Annotated element entries:
+ + +

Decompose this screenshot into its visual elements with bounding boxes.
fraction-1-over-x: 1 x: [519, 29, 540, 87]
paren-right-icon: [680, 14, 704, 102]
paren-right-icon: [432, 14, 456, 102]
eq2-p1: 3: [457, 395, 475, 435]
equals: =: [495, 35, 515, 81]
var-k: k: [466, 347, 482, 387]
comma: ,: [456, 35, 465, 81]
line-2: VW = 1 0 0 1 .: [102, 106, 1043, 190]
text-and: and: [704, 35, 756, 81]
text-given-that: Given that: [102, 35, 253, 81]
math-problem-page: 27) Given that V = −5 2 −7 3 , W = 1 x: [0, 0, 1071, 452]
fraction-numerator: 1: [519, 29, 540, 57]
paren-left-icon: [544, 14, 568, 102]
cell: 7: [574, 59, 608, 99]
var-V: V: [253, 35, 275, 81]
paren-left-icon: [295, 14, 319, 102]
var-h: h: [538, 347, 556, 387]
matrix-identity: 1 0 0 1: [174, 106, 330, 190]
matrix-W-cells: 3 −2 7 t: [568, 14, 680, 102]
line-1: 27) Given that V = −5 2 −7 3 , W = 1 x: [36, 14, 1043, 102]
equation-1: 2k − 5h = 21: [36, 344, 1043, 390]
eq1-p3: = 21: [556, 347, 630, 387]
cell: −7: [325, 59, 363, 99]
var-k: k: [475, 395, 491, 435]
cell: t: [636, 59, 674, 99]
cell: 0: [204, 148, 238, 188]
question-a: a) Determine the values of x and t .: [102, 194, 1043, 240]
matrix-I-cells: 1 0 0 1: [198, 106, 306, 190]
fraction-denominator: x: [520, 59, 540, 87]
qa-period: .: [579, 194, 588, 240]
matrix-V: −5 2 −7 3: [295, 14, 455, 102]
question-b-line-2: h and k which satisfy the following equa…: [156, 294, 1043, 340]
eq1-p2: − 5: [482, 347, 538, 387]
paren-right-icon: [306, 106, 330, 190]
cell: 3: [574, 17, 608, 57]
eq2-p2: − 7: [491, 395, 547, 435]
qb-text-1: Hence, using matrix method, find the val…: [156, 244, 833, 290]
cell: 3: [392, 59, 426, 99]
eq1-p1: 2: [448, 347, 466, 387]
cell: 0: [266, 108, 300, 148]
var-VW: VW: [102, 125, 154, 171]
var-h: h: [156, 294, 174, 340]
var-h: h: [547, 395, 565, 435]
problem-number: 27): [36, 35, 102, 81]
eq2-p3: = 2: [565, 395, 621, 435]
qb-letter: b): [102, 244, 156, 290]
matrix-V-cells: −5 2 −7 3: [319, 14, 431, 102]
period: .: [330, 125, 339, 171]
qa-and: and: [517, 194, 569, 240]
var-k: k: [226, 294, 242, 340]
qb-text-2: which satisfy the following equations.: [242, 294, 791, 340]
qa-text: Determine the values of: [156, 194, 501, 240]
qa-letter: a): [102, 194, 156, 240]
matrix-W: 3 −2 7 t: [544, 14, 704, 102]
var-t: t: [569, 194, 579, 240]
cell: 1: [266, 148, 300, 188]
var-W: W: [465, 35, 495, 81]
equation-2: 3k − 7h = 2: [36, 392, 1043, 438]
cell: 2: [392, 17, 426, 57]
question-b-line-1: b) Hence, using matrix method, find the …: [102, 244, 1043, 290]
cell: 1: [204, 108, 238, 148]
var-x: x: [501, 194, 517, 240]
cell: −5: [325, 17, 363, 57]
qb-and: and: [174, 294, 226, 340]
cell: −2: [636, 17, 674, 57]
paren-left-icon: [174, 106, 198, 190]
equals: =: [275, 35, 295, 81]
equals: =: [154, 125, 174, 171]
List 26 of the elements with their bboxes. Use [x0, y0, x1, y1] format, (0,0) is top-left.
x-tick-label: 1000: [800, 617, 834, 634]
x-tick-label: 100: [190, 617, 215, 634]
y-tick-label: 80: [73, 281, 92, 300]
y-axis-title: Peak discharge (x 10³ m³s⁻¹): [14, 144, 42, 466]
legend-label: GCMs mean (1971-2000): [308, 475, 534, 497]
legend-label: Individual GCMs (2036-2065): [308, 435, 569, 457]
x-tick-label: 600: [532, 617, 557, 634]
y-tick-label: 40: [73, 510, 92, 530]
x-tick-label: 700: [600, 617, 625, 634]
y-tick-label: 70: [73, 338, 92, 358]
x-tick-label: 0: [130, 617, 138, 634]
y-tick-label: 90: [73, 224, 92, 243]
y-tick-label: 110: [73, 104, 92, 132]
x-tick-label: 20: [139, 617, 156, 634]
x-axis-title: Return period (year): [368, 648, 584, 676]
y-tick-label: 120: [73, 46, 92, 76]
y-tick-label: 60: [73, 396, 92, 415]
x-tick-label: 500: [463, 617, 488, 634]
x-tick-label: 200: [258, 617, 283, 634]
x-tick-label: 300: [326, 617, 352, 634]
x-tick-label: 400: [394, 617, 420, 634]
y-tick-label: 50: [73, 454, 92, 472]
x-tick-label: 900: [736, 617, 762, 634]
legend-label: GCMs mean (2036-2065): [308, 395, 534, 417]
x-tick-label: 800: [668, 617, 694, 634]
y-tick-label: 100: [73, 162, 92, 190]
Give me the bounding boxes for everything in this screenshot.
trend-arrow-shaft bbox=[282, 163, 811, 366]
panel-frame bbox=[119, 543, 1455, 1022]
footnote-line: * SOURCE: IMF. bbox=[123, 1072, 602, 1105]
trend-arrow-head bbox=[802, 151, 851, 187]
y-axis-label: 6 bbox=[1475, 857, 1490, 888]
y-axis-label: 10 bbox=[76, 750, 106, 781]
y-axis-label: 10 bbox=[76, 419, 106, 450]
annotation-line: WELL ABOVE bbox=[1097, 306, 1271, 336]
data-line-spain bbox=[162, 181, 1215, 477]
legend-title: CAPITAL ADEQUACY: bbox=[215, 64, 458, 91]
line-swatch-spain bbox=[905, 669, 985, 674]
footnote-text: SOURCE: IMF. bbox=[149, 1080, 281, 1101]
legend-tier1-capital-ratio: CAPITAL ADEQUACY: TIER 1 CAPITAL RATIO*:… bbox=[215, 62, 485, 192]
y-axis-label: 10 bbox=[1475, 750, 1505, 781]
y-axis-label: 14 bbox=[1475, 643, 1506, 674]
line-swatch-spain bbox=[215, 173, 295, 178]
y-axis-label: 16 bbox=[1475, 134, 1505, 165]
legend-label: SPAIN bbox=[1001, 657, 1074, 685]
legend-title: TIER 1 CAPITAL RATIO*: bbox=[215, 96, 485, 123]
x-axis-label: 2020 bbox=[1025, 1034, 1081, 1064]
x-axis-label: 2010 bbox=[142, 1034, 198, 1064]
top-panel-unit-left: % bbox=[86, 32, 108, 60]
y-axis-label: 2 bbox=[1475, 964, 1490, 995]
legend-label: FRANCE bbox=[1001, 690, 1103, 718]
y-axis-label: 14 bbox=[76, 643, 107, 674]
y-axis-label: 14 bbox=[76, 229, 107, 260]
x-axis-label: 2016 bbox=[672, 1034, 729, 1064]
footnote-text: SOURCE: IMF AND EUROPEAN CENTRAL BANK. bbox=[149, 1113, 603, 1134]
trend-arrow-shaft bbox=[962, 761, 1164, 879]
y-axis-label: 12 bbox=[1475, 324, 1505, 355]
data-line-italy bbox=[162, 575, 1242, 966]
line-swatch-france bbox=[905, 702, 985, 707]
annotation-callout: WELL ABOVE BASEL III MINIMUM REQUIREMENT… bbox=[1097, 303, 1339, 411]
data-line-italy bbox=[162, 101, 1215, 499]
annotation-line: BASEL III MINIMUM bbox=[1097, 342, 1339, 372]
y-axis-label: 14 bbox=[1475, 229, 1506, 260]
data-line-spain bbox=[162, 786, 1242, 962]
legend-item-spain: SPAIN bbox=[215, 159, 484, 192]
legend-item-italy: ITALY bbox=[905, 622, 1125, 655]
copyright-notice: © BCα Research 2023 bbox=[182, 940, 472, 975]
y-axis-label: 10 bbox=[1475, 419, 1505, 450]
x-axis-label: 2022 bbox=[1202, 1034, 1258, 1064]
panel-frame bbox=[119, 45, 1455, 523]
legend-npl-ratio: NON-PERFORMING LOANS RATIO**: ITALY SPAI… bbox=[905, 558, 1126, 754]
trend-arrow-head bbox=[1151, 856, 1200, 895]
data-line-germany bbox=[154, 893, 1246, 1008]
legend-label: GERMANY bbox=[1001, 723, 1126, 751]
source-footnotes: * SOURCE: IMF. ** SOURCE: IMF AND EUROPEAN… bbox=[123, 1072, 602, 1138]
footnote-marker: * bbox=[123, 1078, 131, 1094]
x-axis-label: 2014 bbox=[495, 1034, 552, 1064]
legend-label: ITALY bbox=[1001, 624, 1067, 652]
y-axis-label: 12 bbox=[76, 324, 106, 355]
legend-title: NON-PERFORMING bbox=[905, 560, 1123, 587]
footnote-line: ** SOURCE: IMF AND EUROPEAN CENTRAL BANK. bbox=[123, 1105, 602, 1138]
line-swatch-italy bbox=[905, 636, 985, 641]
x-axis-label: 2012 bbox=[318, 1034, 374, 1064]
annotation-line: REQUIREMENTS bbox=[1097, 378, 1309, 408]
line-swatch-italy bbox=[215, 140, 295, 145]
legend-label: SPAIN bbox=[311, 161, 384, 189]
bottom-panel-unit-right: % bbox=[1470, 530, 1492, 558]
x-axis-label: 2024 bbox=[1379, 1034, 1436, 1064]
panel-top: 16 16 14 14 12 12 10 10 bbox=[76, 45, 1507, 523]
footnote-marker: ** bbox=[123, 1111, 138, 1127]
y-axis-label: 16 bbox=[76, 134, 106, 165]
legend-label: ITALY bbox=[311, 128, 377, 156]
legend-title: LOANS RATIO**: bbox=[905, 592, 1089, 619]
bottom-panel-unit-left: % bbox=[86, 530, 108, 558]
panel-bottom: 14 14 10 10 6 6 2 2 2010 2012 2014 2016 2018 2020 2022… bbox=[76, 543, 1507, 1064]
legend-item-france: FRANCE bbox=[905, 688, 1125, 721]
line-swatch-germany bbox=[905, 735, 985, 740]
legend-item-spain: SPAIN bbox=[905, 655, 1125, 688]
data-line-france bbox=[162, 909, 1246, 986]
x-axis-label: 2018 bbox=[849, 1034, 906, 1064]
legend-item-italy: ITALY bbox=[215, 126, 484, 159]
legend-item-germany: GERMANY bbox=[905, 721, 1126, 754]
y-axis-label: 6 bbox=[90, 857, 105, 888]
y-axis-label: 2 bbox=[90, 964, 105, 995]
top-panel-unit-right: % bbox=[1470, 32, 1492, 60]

+ + +

**Task instructions**
Please lay out the data as a numbered list, from its first line through the line containing "eq1-p2: − 5: [482, 347, 538, 387]", including both ends and omitting blank lines; list no other lines.

**Output**
1. Decompose this screenshot into its visual elements with bounding boxes.
2. fraction-1-over-x: 1 x: [519, 29, 540, 87]
3. paren-right-icon: [680, 14, 704, 102]
4. paren-right-icon: [432, 14, 456, 102]
5. eq2-p1: 3: [457, 395, 475, 435]
6. equals: =: [495, 35, 515, 81]
7. var-k: k: [466, 347, 482, 387]
8. comma: ,: [456, 35, 465, 81]
9. line-2: VW = 1 0 0 1 .: [102, 106, 1043, 190]
10. text-and: and: [704, 35, 756, 81]
11. text-given-that: Given that: [102, 35, 253, 81]
12. math-problem-page: 27) Given that V = −5 2 −7 3 , W = 1 x: [0, 0, 1071, 452]
13. fraction-numerator: 1: [519, 29, 540, 57]
14. paren-left-icon: [544, 14, 568, 102]
15. cell: 7: [574, 59, 608, 99]
16. var-V: V: [253, 35, 275, 81]
17. paren-left-icon: [295, 14, 319, 102]
18. var-h: h: [538, 347, 556, 387]
19. matrix-identity: 1 0 0 1: [174, 106, 330, 190]
20. matrix-W-cells: 3 −2 7 t: [568, 14, 680, 102]
21. line-1: 27) Given that V = −5 2 −7 3 , W = 1 x: [36, 14, 1043, 102]
22. equation-1: 2k − 5h = 21: [36, 344, 1043, 390]
23. eq1-p3: = 21: [556, 347, 630, 387]
24. cell: −7: [325, 59, 363, 99]
25. var-k: k: [475, 395, 491, 435]
26. cell: t: [636, 59, 674, 99]
27. cell: 0: [204, 148, 238, 188]
28. question-a: a) Determine the values of x and t .: [102, 194, 1043, 240]
29. matrix-I-cells: 1 0 0 1: [198, 106, 306, 190]
30. fraction-denominator: x: [520, 59, 540, 87]
31. qa-period: .: [579, 194, 588, 240]
32. matrix-V: −5 2 −7 3: [295, 14, 455, 102]
33. question-b-line-2: h and k which satisfy the following equa…: [156, 294, 1043, 340]
34. eq1-p2: − 5: [482, 347, 538, 387]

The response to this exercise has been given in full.